• [Work instructions]:
Print every entry word for word, but omit the pictures.

(Stored data)
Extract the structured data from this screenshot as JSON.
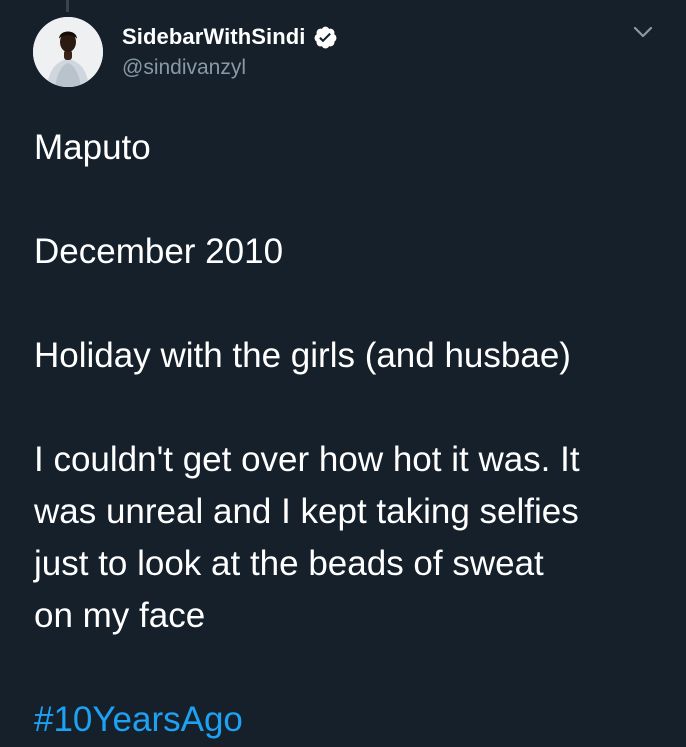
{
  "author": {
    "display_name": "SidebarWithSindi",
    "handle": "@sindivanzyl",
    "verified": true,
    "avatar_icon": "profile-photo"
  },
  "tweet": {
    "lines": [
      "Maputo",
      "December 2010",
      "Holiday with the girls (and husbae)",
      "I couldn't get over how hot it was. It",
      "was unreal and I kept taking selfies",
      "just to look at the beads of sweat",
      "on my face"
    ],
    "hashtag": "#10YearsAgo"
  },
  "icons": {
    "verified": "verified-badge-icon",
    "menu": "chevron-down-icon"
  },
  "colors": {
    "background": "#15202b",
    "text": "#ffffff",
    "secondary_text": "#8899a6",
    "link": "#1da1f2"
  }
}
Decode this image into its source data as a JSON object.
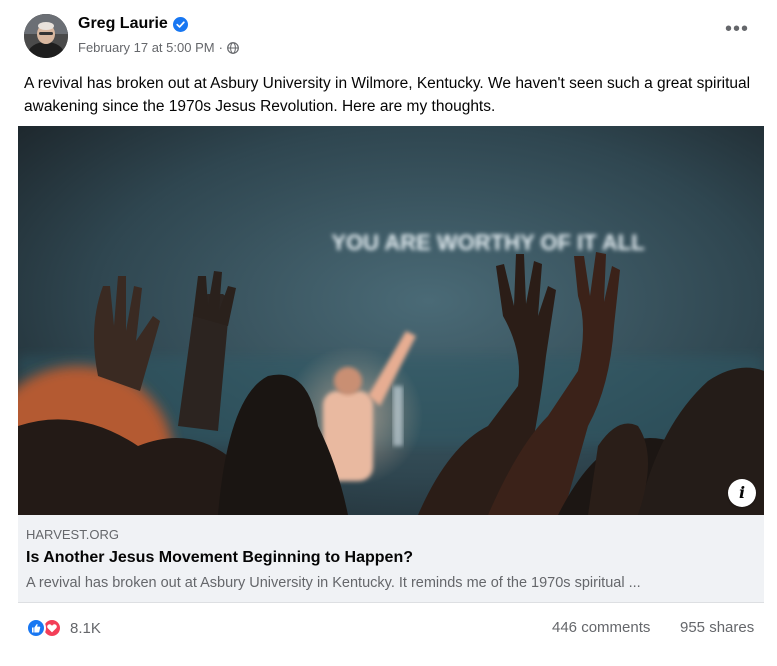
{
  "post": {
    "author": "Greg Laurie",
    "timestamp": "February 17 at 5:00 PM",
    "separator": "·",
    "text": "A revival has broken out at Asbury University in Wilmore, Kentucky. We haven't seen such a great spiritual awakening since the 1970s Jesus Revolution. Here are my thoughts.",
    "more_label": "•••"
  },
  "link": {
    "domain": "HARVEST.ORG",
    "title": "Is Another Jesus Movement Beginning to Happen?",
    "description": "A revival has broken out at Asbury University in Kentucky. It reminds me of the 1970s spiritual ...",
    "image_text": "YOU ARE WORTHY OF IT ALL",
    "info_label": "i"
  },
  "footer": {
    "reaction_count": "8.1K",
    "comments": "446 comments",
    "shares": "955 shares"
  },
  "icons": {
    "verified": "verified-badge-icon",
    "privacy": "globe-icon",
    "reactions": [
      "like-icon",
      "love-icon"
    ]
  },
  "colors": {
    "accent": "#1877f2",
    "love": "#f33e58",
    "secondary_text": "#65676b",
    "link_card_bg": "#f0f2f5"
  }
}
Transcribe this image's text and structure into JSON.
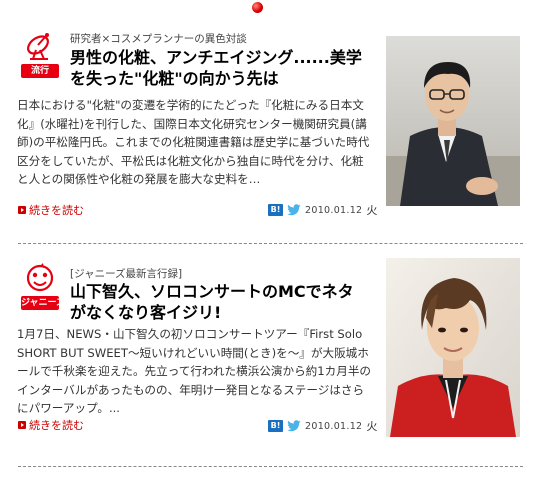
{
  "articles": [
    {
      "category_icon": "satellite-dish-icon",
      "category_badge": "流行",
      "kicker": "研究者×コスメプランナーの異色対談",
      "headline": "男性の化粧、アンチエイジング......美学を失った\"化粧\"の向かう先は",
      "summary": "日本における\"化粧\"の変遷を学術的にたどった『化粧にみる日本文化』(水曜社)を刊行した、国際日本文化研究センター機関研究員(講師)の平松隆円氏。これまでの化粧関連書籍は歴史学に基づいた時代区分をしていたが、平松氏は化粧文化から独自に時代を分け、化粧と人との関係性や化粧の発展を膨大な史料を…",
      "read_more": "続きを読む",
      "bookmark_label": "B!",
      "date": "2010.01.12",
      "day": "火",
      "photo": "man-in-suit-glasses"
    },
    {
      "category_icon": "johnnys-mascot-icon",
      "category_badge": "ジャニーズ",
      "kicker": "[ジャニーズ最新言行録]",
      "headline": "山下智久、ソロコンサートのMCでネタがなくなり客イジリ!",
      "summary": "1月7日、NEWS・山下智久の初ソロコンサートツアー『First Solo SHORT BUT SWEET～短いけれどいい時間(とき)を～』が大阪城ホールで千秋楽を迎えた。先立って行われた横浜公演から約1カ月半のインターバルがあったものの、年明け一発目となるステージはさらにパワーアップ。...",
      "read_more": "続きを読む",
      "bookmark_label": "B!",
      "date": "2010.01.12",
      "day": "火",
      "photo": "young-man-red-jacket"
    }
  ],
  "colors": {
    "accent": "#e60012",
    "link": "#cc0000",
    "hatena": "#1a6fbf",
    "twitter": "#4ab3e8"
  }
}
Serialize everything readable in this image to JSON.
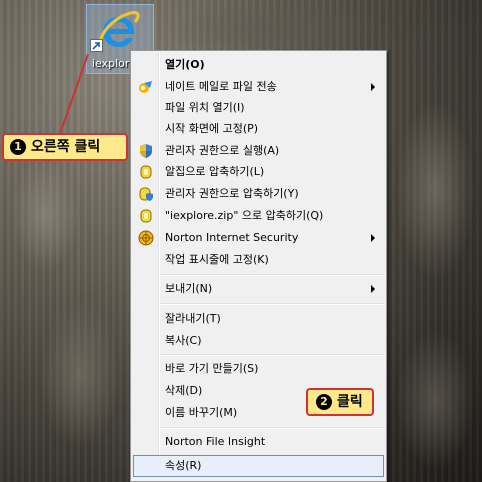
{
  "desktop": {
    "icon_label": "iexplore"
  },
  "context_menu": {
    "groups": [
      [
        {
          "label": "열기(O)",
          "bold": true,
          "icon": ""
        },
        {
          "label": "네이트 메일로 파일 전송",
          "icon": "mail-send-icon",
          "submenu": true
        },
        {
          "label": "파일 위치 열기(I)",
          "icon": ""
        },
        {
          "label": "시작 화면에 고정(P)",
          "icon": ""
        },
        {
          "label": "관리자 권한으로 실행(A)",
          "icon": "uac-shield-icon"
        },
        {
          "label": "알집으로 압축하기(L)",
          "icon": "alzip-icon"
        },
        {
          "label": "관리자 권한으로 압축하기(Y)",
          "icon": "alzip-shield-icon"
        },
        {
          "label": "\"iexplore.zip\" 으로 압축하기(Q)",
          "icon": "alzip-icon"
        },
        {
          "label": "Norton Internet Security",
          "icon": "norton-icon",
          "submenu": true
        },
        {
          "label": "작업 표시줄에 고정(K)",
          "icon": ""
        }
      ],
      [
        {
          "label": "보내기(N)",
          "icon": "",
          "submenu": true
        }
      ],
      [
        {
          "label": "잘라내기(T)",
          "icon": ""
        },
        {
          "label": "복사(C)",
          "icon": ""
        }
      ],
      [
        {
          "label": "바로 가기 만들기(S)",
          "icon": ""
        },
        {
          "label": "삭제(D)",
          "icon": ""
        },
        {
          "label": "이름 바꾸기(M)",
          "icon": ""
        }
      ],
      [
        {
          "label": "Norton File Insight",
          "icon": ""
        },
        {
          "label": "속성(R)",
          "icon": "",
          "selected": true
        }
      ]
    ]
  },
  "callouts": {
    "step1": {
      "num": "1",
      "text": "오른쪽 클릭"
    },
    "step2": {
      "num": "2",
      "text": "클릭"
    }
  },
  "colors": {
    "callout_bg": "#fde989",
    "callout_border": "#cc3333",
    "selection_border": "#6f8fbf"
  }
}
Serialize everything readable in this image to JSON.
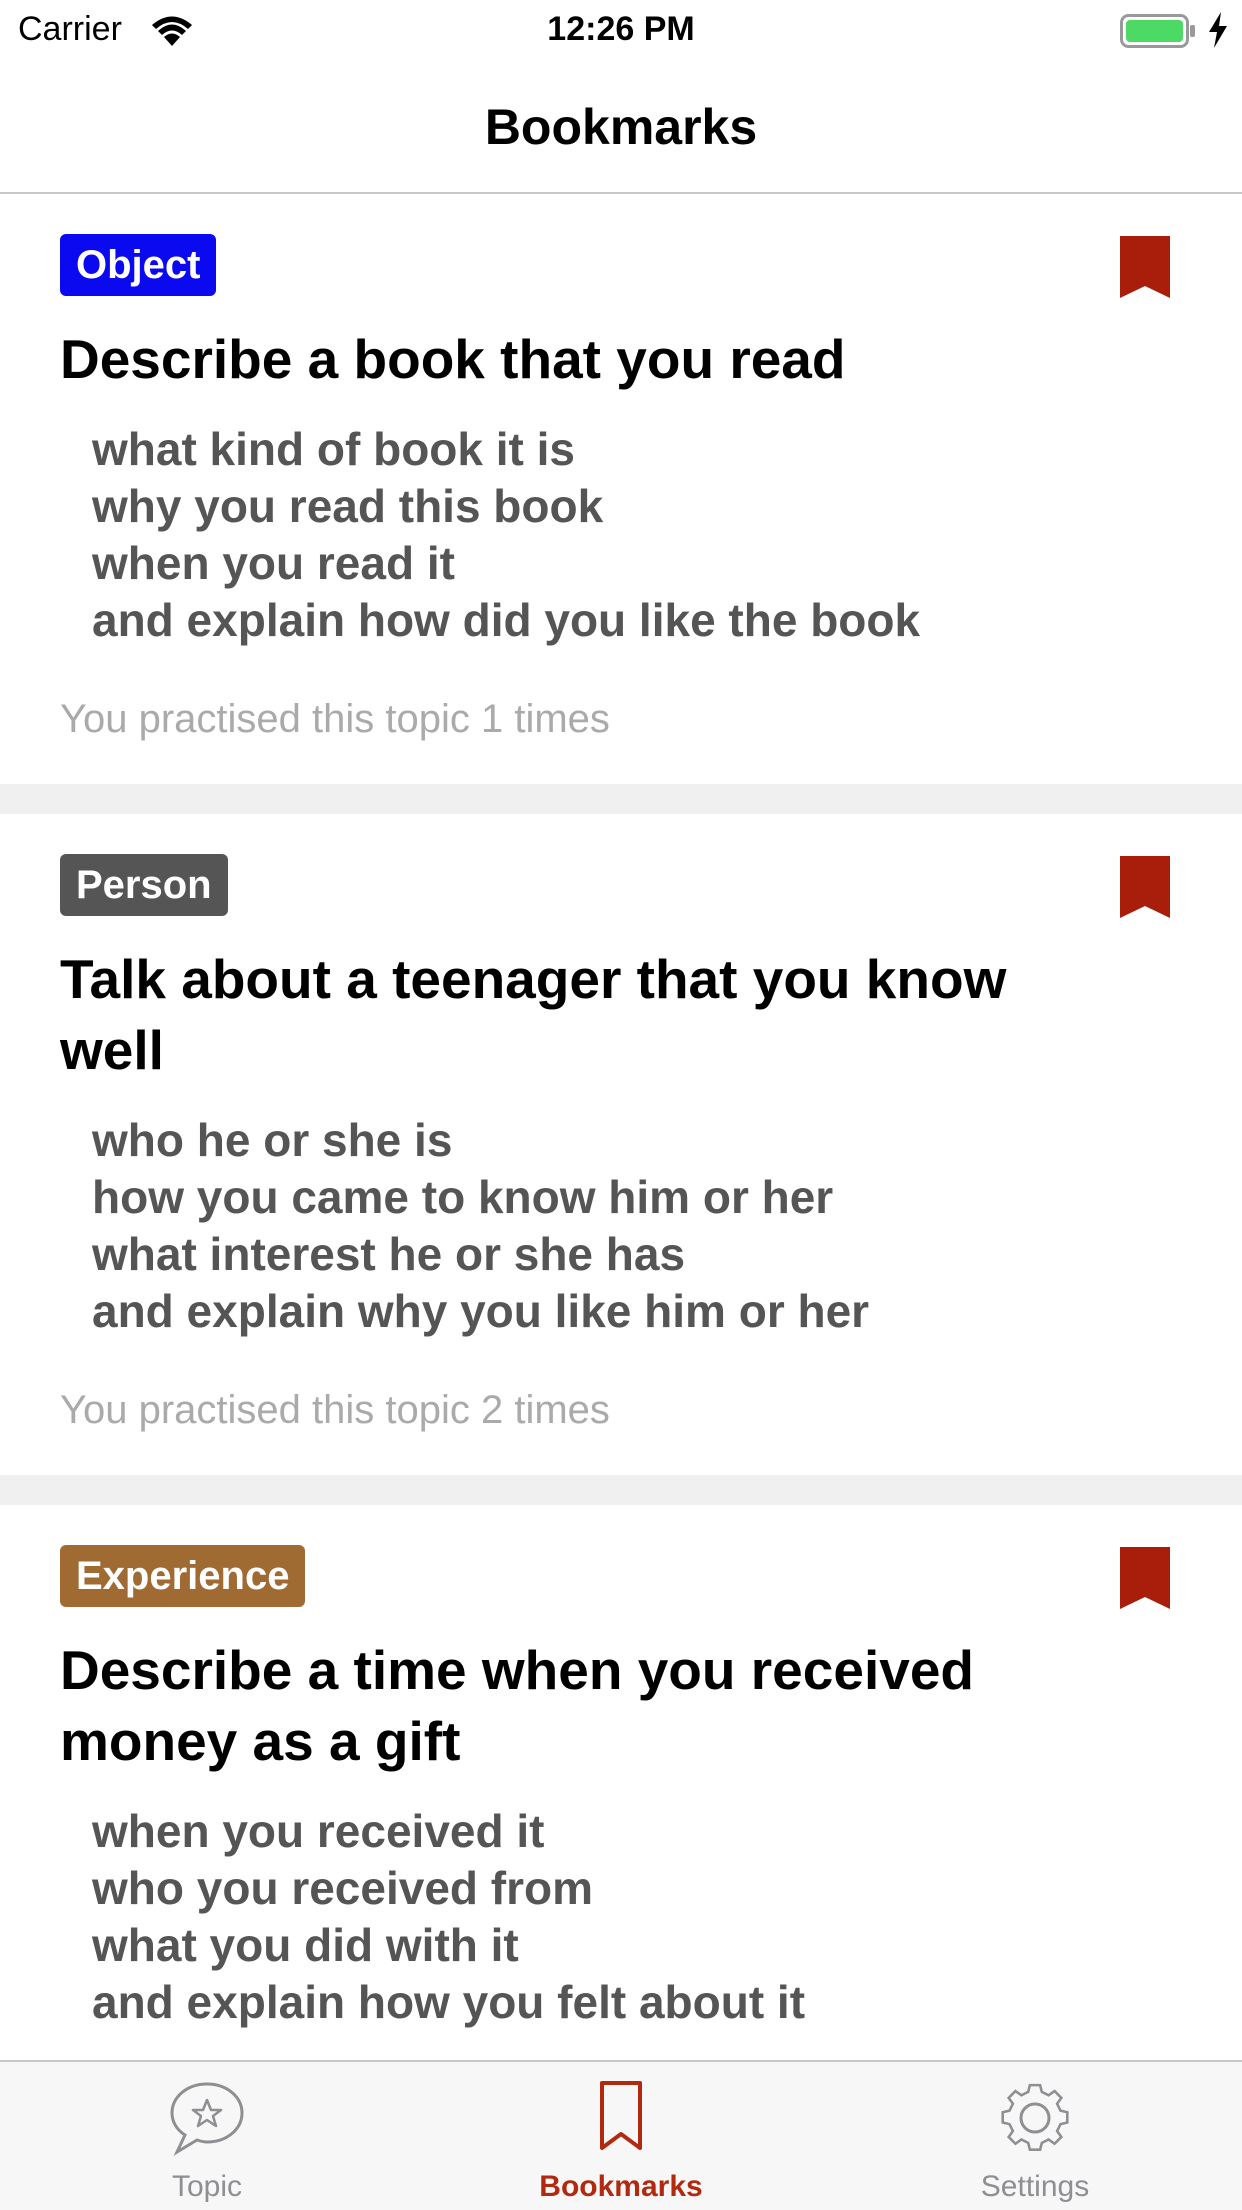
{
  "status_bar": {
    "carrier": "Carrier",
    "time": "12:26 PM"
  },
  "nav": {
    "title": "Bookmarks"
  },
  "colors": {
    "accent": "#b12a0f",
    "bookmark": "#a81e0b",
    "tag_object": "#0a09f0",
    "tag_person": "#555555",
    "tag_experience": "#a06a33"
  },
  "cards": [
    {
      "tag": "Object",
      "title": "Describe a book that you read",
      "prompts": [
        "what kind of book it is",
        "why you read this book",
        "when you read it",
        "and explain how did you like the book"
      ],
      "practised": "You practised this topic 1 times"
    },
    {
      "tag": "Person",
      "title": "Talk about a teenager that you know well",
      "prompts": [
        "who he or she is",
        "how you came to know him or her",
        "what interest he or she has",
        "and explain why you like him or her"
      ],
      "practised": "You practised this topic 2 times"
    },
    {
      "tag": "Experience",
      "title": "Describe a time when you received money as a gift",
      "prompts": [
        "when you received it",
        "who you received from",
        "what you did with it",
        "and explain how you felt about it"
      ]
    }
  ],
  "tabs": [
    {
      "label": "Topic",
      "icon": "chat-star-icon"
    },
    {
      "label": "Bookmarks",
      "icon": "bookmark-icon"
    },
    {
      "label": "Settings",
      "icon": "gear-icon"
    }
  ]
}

• [Exercise solution]:
Extract the structured data from this screenshot as JSON.
{
  "author": {
    "display_name": "SidebarWithSindi",
    "handle": "@sindivanzyl",
    "verified": true,
    "avatar_icon": "profile-photo"
  },
  "tweet": {
    "lines": [
      "Maputo",
      "December 2010",
      "Holiday with the girls (and husbae)",
      "I couldn't get over how hot it was. It",
      "was unreal and I kept taking selfies",
      "just to look at the beads of sweat",
      "on my face"
    ],
    "hashtag": "#10YearsAgo"
  },
  "icons": {
    "verified": "verified-badge-icon",
    "menu": "chevron-down-icon"
  },
  "colors": {
    "background": "#15202b",
    "text": "#ffffff",
    "secondary_text": "#8899a6",
    "link": "#1da1f2"
  }
}
Decode this image into its source data as a JSON object.
{
  "post": {
    "author": "Greg Laurie",
    "timestamp": "February 17 at 5:00 PM",
    "separator": "·",
    "text": "A revival has broken out at Asbury University in Wilmore, Kentucky. We haven't seen such a great spiritual awakening since the 1970s Jesus Revolution. Here are my thoughts.",
    "more_label": "•••"
  },
  "link": {
    "domain": "HARVEST.ORG",
    "title": "Is Another Jesus Movement Beginning to Happen?",
    "description": "A revival has broken out at Asbury University in Kentucky. It reminds me of the 1970s spiritual ...",
    "image_text": "YOU ARE WORTHY OF IT ALL",
    "info_label": "i"
  },
  "footer": {
    "reaction_count": "8.1K",
    "comments": "446 comments",
    "shares": "955 shares"
  },
  "icons": {
    "verified": "verified-badge-icon",
    "privacy": "globe-icon",
    "reactions": [
      "like-icon",
      "love-icon"
    ]
  },
  "colors": {
    "accent": "#1877f2",
    "love": "#f33e58",
    "secondary_text": "#65676b",
    "link_card_bg": "#f0f2f5"
  }
}
Transcribe this image's text and structure into JSON.
{
  "articles": [
    {
      "category_icon": "satellite-dish-icon",
      "category_badge": "流行",
      "kicker": "研究者×コスメプランナーの異色対談",
      "headline": "男性の化粧、アンチエイジング......美学を失った\"化粧\"の向かう先は",
      "summary": "日本における\"化粧\"の変遷を学術的にたどった『化粧にみる日本文化』(水曜社)を刊行した、国際日本文化研究センター機関研究員(講師)の平松隆円氏。これまでの化粧関連書籍は歴史学に基づいた時代区分をしていたが、平松氏は化粧文化から独自に時代を分け、化粧と人との関係性や化粧の発展を膨大な史料を…",
      "read_more": "続きを読む",
      "bookmark_label": "B!",
      "date": "2010.01.12",
      "day": "火",
      "photo": "man-in-suit-glasses"
    },
    {
      "category_icon": "johnnys-mascot-icon",
      "category_badge": "ジャニーズ",
      "kicker": "[ジャニーズ最新言行録]",
      "headline": "山下智久、ソロコンサートのMCでネタがなくなり客イジリ!",
      "summary": "1月7日、NEWS・山下智久の初ソロコンサートツアー『First Solo SHORT BUT SWEET～短いけれどいい時間(とき)を～』が大阪城ホールで千秋楽を迎えた。先立って行われた横浜公演から約1カ月半のインターバルがあったものの、年明け一発目となるステージはさらにパワーアップ。...",
      "read_more": "続きを読む",
      "bookmark_label": "B!",
      "date": "2010.01.12",
      "day": "火",
      "photo": "young-man-red-jacket"
    }
  ],
  "colors": {
    "accent": "#e60012",
    "link": "#cc0000",
    "hatena": "#1a6fbf",
    "twitter": "#4ab3e8"
  }
}
Serialize everything readable in this image to JSON.
{
  "desktop": {
    "icon_label": "iexplore"
  },
  "context_menu": {
    "groups": [
      [
        {
          "label": "열기(O)",
          "bold": true,
          "icon": ""
        },
        {
          "label": "네이트 메일로 파일 전송",
          "icon": "mail-send-icon",
          "submenu": true
        },
        {
          "label": "파일 위치 열기(I)",
          "icon": ""
        },
        {
          "label": "시작 화면에 고정(P)",
          "icon": ""
        },
        {
          "label": "관리자 권한으로 실행(A)",
          "icon": "uac-shield-icon"
        },
        {
          "label": "알집으로 압축하기(L)",
          "icon": "alzip-icon"
        },
        {
          "label": "관리자 권한으로 압축하기(Y)",
          "icon": "alzip-shield-icon"
        },
        {
          "label": "\"iexplore.zip\" 으로 압축하기(Q)",
          "icon": "alzip-icon"
        },
        {
          "label": "Norton Internet Security",
          "icon": "norton-icon",
          "submenu": true
        },
        {
          "label": "작업 표시줄에 고정(K)",
          "icon": ""
        }
      ],
      [
        {
          "label": "보내기(N)",
          "icon": "",
          "submenu": true
        }
      ],
      [
        {
          "label": "잘라내기(T)",
          "icon": ""
        },
        {
          "label": "복사(C)",
          "icon": ""
        }
      ],
      [
        {
          "label": "바로 가기 만들기(S)",
          "icon": ""
        },
        {
          "label": "삭제(D)",
          "icon": ""
        },
        {
          "label": "이름 바꾸기(M)",
          "icon": ""
        }
      ],
      [
        {
          "label": "Norton File Insight",
          "icon": ""
        },
        {
          "label": "속성(R)",
          "icon": "",
          "selected": true
        }
      ]
    ]
  },
  "callouts": {
    "step1": {
      "num": "1",
      "text": "오른쪽 클릭"
    },
    "step2": {
      "num": "2",
      "text": "클릭"
    }
  },
  "colors": {
    "callout_bg": "#fde989",
    "callout_border": "#cc3333",
    "selection_border": "#6f8fbf"
  }
}
Serialize everything readable in this image to JSON.
{
  "status_bar": {
    "carrier": "Carrier",
    "time": "12:26 PM"
  },
  "nav": {
    "title": "Bookmarks"
  },
  "colors": {
    "accent": "#b12a0f",
    "bookmark": "#a81e0b",
    "tag_object": "#0a09f0",
    "tag_person": "#555555",
    "tag_experience": "#a06a33"
  },
  "cards": [
    {
      "tag": "Object",
      "title": "Describe a book that you read",
      "prompts": [
        "what kind of book it is",
        "why you read this book",
        "when you read it",
        "and explain how did you like the book"
      ],
      "practised": "You practised this topic 1 times"
    },
    {
      "tag": "Person",
      "title": "Talk about a teenager that you know well",
      "prompts": [
        "who he or she is",
        "how you came to know him or her",
        "what interest he or she has",
        "and explain why you like him or her"
      ],
      "practised": "You practised this topic 2 times"
    },
    {
      "tag": "Experience",
      "title": "Describe a time when you received money as a gift",
      "prompts": [
        "when you received it",
        "who you received from",
        "what you did with it",
        "and explain how you felt about it"
      ]
    }
  ],
  "tabs": [
    {
      "label": "Topic",
      "icon": "chat-star-icon"
    },
    {
      "label": "Bookmarks",
      "icon": "bookmark-icon"
    },
    {
      "label": "Settings",
      "icon": "gear-icon"
    }
  ]
}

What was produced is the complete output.